■ JOB ■
Review the lines that follow and copy each one that contains the word "яруса".

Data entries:

----------------

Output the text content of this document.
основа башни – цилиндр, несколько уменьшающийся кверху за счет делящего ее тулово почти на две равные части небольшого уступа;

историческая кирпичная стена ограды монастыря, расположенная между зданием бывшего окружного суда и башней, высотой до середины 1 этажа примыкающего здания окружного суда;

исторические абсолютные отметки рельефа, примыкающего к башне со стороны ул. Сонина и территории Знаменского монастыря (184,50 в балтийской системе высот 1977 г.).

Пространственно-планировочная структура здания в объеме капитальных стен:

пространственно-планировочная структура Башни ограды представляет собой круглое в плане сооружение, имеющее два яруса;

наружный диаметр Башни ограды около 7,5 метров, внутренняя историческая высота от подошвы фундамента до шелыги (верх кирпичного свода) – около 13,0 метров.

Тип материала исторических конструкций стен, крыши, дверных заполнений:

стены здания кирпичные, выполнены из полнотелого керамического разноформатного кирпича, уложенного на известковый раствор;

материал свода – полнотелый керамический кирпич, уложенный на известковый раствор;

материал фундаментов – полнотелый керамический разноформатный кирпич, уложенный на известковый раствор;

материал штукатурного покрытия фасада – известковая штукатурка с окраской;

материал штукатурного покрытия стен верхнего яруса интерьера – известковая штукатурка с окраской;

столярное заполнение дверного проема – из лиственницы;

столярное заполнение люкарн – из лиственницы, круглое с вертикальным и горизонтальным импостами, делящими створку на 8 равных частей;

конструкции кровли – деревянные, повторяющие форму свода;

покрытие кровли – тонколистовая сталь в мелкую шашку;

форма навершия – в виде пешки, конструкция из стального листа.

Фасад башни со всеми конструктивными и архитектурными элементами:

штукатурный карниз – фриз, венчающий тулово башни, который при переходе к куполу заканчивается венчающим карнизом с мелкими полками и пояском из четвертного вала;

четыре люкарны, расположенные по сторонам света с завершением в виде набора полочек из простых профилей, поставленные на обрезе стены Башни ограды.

----------------

■ SOLUTION TO THE EXERCISE ■
пространственно-планировочная структура Башни ограды представляет собой круглое в плане сооружение, имеющее два яруса;
материал штукатурного покрытия стен верхнего яруса интерьера – известковая штукатурка с окраской;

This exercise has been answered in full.